Read the material below. Count the lines containing "Council" and give that count alone.

Collection entries
========================================================================

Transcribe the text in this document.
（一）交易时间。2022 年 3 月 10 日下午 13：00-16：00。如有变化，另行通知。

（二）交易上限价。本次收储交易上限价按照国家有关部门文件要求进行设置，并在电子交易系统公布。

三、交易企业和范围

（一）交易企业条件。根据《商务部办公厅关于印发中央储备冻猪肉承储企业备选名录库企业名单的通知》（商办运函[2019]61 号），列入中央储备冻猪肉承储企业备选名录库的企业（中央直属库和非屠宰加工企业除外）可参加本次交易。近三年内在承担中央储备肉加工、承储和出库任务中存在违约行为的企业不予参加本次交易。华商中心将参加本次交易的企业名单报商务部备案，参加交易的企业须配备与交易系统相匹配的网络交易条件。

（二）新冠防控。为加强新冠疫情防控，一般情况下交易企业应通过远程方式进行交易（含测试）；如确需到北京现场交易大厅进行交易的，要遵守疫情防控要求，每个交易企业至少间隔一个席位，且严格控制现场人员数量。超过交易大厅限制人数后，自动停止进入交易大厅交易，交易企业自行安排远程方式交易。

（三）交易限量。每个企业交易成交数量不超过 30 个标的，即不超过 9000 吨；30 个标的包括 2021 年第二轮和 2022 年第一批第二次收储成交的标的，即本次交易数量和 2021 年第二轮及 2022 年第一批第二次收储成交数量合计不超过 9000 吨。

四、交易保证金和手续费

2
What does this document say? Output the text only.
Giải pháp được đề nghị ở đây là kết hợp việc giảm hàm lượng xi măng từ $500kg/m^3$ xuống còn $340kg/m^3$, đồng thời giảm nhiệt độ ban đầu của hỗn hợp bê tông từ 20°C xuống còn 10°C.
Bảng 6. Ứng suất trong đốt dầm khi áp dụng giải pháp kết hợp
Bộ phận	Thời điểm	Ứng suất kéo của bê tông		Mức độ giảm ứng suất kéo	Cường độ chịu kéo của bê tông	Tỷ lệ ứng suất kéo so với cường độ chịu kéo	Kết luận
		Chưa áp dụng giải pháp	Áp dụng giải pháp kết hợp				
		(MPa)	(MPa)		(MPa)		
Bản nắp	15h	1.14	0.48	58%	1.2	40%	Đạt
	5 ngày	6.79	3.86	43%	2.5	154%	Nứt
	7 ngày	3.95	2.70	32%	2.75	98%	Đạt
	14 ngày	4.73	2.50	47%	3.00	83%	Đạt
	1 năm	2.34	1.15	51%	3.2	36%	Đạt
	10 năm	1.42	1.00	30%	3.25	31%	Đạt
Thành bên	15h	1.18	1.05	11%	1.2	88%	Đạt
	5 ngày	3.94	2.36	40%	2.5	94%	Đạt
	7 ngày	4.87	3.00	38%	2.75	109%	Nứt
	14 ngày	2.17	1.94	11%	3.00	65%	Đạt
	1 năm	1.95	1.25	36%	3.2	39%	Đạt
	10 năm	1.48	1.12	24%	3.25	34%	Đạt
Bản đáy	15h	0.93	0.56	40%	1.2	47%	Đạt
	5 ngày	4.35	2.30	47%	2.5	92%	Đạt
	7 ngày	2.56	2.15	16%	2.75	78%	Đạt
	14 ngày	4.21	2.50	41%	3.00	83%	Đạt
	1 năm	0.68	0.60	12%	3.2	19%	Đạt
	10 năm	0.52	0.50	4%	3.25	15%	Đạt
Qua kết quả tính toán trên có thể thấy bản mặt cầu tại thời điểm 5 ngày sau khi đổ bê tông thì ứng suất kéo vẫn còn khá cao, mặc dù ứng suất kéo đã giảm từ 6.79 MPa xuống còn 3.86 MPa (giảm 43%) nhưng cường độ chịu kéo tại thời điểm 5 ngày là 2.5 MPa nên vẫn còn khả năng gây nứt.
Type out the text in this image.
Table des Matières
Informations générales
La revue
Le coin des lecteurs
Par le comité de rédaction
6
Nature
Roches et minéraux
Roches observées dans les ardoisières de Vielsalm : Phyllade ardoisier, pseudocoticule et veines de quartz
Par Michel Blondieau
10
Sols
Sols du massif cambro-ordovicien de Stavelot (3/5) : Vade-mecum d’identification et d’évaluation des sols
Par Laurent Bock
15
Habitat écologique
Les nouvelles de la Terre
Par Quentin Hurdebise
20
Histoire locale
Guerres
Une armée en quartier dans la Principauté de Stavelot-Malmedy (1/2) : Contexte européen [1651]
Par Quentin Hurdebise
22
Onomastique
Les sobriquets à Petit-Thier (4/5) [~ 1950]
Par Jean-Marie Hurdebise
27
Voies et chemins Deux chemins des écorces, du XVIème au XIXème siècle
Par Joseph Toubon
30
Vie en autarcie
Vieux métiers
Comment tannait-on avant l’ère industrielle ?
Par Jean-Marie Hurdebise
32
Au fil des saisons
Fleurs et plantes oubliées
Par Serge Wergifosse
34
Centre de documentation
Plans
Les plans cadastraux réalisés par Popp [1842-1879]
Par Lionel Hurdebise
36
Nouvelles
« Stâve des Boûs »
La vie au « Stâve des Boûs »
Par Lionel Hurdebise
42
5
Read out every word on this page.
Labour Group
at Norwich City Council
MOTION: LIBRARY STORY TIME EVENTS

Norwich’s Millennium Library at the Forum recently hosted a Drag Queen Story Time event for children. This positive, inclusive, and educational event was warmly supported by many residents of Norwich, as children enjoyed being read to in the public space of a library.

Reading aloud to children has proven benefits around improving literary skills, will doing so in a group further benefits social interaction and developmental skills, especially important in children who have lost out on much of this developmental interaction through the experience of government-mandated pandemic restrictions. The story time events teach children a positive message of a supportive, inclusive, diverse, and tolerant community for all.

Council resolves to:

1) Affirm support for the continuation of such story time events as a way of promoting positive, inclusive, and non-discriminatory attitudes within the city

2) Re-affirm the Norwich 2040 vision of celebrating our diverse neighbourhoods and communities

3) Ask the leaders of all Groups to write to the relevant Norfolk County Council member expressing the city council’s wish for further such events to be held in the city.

========================================================================

Exercise output:
3